TASK DATA -
((
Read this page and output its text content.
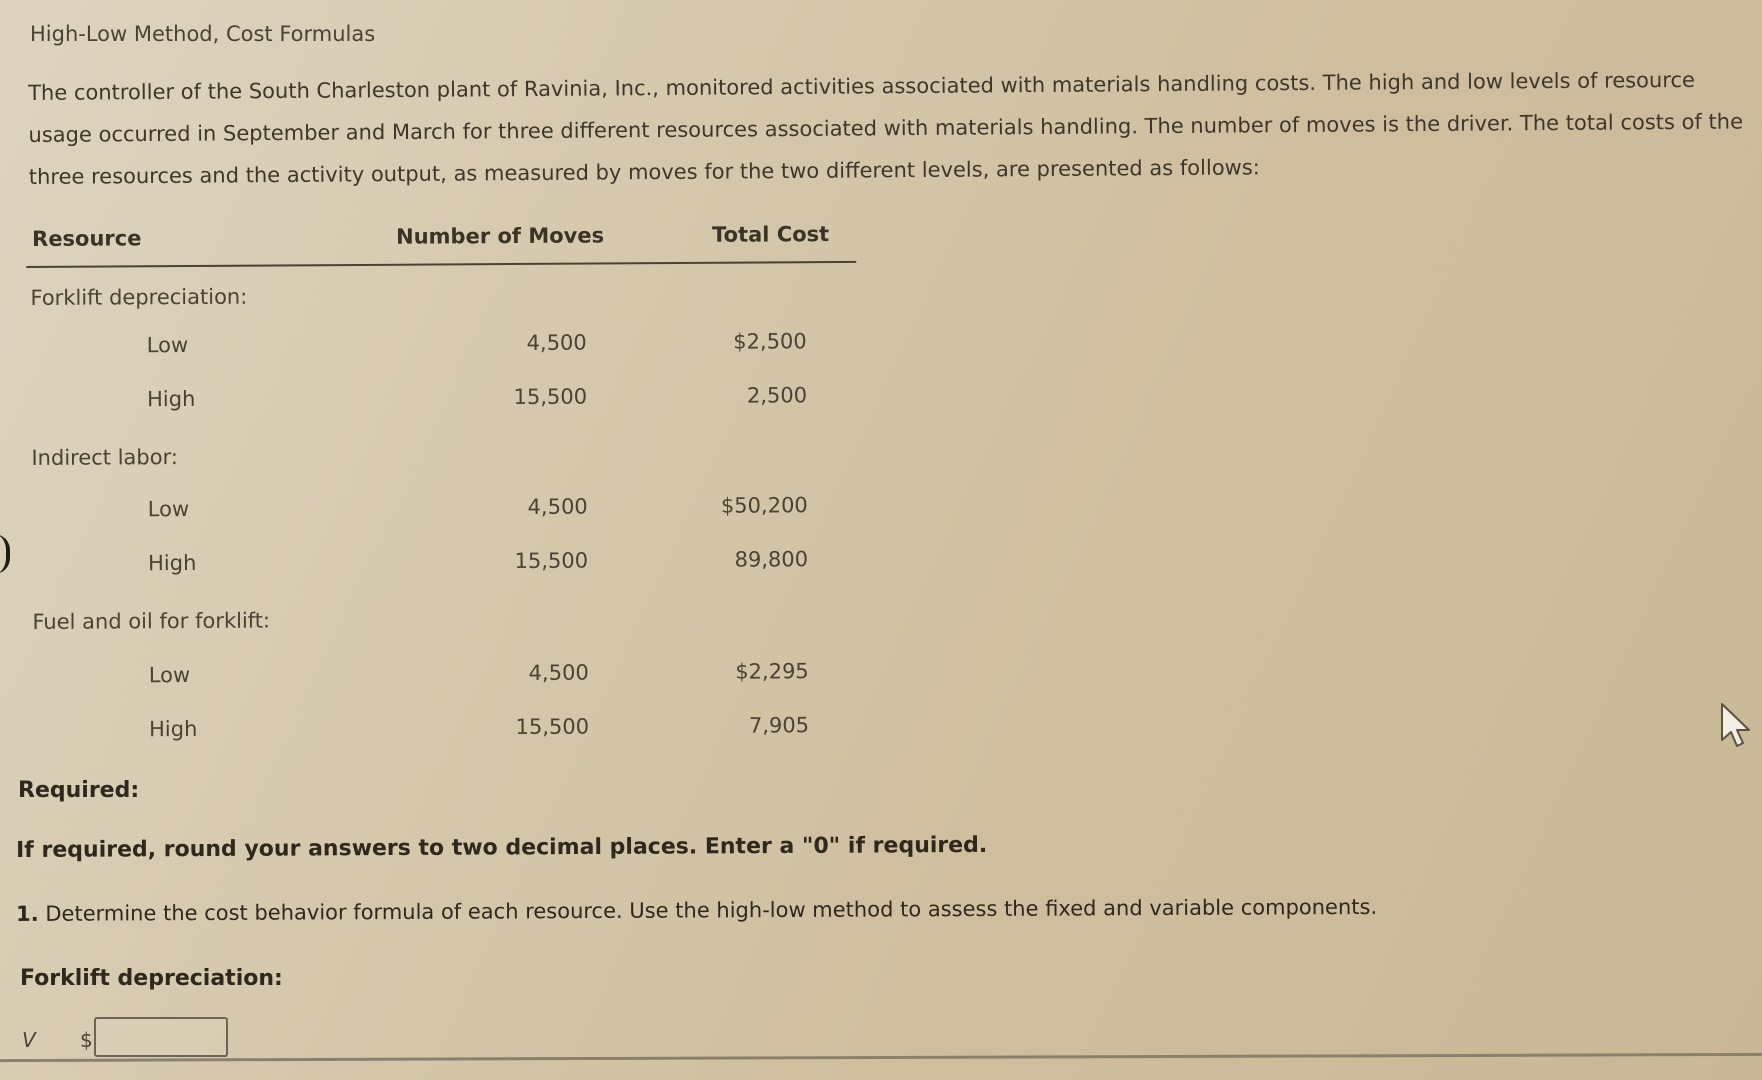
High-Low Method, Cost Formulas

The controller of the South Charleston plant of Ravinia, Inc., monitored activities associated with materials handling costs. The high and low levels of resource usage occurred in September and March for three different resources associated with materials handling. The number of moves is the driver. The total costs of the three resources and the activity output, as measured by moves for the two different levels, are presented as follows:

Resource	Number of Moves	Total Cost
Forklift depreciation:
Low	4,500	$2,500
High	15,500	2,500
Indirect labor:
Low	4,500	$50,200
High	15,500	89,800
Fuel and oil for forklift:
Low	4,500	$2,295
High	15,500	7,905
Required:
If required, round your answers to two decimal places. Enter a "0" if required.
1. Determine the cost behavior formula of each resource. Use the high-low method to assess the fixed and variable components.
Forklift depreciation:
V $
))
WHAT THIS TASK INVOLVES -
Except for the pictures, give all the material above again verbatim.

SOLVED EXERCISE -
Read this page and output its text content.
High-Low Method, Cost Formulas

The controller of the South Charleston plant of Ravinia, Inc., monitored activities associated with materials handling costs. The high and low levels of resource usage occurred in September and March for three different resources associated with materials handling. The number of moves is the driver. The total costs of the three resources and the activity output, as measured by moves for the two different levels, are presented as follows:

Resource	Number of Moves	Total Cost
Forklift depreciation:
Low	4,500	$2,500
High	15,500	2,500
Indirect labor:
Low	4,500	$50,200
High	15,500	89,800
Fuel and oil for forklift:
Low	4,500	$2,295
High	15,500	7,905
Required:
If required, round your answers to two decimal places. Enter a "0" if required.
1. Determine the cost behavior formula of each resource. Use the high-low method to assess the fixed and variable components.
Forklift depreciation:
V $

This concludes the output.